SET TASK:
Transcribe the listing in full, excluding any pictures.

════════

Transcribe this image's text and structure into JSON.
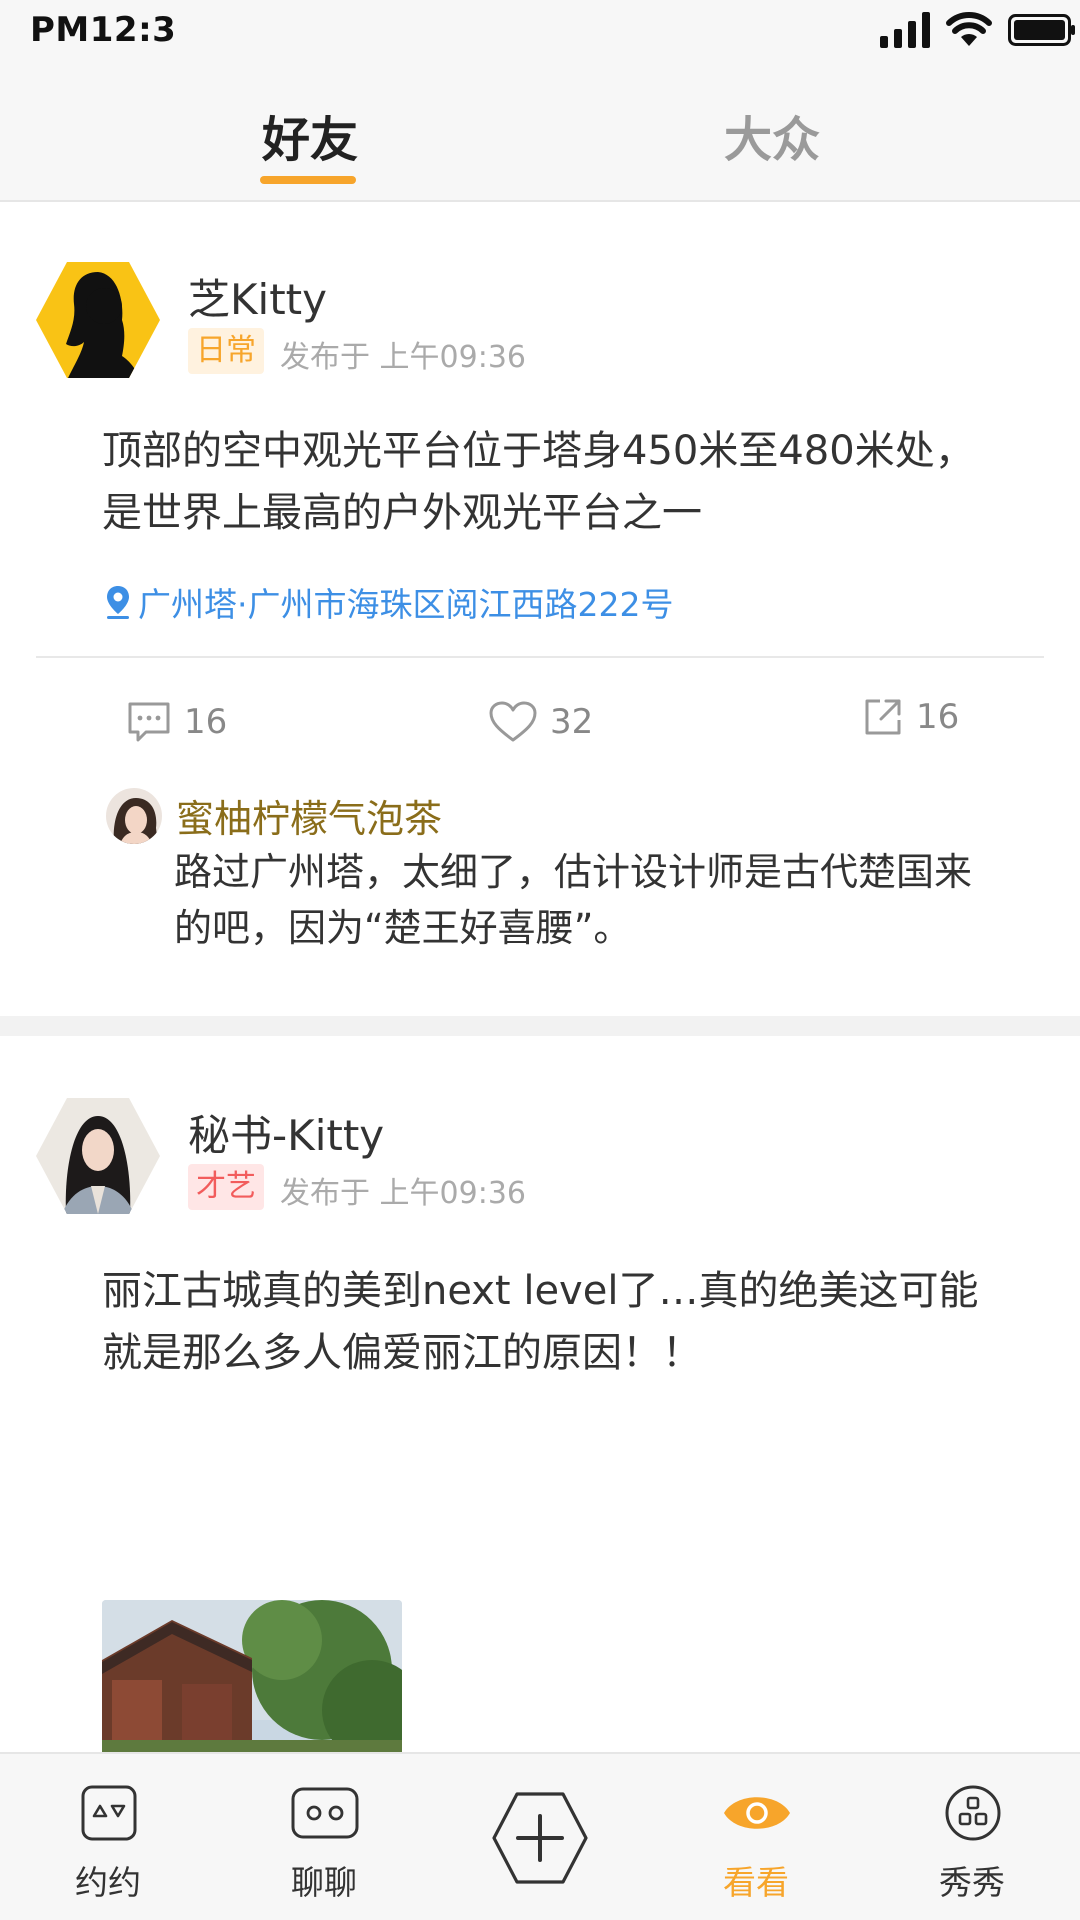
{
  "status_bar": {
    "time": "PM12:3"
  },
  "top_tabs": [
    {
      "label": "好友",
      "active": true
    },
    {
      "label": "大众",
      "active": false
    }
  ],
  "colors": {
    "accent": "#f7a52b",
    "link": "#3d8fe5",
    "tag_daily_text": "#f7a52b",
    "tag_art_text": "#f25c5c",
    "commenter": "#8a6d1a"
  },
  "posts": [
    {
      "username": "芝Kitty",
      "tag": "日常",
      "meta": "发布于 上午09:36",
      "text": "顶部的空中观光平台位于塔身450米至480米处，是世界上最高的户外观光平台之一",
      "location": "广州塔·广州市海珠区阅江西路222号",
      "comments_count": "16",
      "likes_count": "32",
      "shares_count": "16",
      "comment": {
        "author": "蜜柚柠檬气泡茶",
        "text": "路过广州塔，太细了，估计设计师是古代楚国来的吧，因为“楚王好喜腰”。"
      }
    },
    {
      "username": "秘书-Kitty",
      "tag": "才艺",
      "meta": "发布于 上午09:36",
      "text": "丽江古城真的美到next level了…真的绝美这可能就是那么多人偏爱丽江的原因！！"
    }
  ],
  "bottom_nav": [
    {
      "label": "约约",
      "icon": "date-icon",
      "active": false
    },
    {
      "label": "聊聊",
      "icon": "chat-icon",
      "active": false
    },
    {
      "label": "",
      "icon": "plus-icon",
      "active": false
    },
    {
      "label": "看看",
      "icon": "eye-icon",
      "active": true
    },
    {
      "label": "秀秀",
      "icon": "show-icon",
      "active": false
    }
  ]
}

════════

FINISHED ANSWER:
Transcribe this image's text and structure into JSON.
{
  "status_bar": {
    "time": "PM12:3"
  },
  "top_tabs": [
    {
      "label": "好友",
      "active": true
    },
    {
      "label": "大众",
      "active": false
    }
  ],
  "colors": {
    "accent": "#f7a52b",
    "link": "#3d8fe5",
    "tag_daily_text": "#f7a52b",
    "tag_art_text": "#f25c5c",
    "commenter": "#8a6d1a"
  },
  "posts": [
    {
      "username": "芝Kitty",
      "tag": "日常",
      "meta": "发布于 上午09:36",
      "text": "顶部的空中观光平台位于塔身450米至480米处，是世界上最高的户外观光平台之一",
      "location": "广州塔·广州市海珠区阅江西路222号",
      "comments_count": "16",
      "likes_count": "32",
      "shares_count": "16",
      "comment": {
        "author": "蜜柚柠檬气泡茶",
        "text": "路过广州塔，太细了，估计设计师是古代楚国来的吧，因为“楚王好喜腰”。"
      }
    },
    {
      "username": "秘书-Kitty",
      "tag": "才艺",
      "meta": "发布于 上午09:36",
      "text": "丽江古城真的美到next level了…真的绝美这可能就是那么多人偏爱丽江的原因！！"
    }
  ],
  "bottom_nav": [
    {
      "label": "约约",
      "icon": "date-icon",
      "active": false
    },
    {
      "label": "聊聊",
      "icon": "chat-icon",
      "active": false
    },
    {
      "label": "",
      "icon": "plus-icon",
      "active": false
    },
    {
      "label": "看看",
      "icon": "eye-icon",
      "active": true
    },
    {
      "label": "秀秀",
      "icon": "show-icon",
      "active": false
    }
  ]
}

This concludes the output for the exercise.